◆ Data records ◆
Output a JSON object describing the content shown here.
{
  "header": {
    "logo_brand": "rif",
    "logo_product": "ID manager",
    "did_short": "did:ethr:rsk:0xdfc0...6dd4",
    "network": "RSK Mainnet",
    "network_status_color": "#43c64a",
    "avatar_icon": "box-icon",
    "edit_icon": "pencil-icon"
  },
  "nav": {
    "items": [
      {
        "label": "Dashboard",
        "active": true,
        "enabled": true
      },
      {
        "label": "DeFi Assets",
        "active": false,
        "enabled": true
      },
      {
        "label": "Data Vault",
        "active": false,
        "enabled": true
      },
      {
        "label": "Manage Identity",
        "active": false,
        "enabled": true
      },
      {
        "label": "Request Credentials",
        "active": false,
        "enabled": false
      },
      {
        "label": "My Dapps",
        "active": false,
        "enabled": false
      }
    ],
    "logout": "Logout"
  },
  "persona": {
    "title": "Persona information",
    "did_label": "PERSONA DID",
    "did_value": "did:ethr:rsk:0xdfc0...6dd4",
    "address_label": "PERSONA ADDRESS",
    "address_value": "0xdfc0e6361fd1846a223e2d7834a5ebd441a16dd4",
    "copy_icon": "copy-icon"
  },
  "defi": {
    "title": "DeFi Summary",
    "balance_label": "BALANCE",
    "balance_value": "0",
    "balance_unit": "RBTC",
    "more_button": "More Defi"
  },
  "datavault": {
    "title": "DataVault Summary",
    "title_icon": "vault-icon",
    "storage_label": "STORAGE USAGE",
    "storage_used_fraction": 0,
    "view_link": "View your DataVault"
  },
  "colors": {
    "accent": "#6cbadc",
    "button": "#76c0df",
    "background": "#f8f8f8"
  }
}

◆ REQUIREMENT ◆
Each record above should be repeated exactly as it appears.

◆ FINISHED ANSWER ◆
Output a JSON object describing the content shown here.
{
  "header": {
    "logo_brand": "rif",
    "logo_product": "ID manager",
    "did_short": "did:ethr:rsk:0xdfc0...6dd4",
    "network": "RSK Mainnet",
    "network_status_color": "#43c64a",
    "avatar_icon": "box-icon",
    "edit_icon": "pencil-icon"
  },
  "nav": {
    "items": [
      {
        "label": "Dashboard",
        "active": true,
        "enabled": true
      },
      {
        "label": "DeFi Assets",
        "active": false,
        "enabled": true
      },
      {
        "label": "Data Vault",
        "active": false,
        "enabled": true
      },
      {
        "label": "Manage Identity",
        "active": false,
        "enabled": true
      },
      {
        "label": "Request Credentials",
        "active": false,
        "enabled": false
      },
      {
        "label": "My Dapps",
        "active": false,
        "enabled": false
      }
    ],
    "logout": "Logout"
  },
  "persona": {
    "title": "Persona information",
    "did_label": "PERSONA DID",
    "did_value": "did:ethr:rsk:0xdfc0...6dd4",
    "address_label": "PERSONA ADDRESS",
    "address_value": "0xdfc0e6361fd1846a223e2d7834a5ebd441a16dd4",
    "copy_icon": "copy-icon"
  },
  "defi": {
    "title": "DeFi Summary",
    "balance_label": "BALANCE",
    "balance_value": "0",
    "balance_unit": "RBTC",
    "more_button": "More Defi"
  },
  "datavault": {
    "title": "DataVault Summary",
    "title_icon": "vault-icon",
    "storage_label": "STORAGE USAGE",
    "storage_used_fraction": 0,
    "view_link": "View your DataVault"
  },
  "colors": {
    "accent": "#6cbadc",
    "button": "#76c0df",
    "background": "#f8f8f8"
  }
}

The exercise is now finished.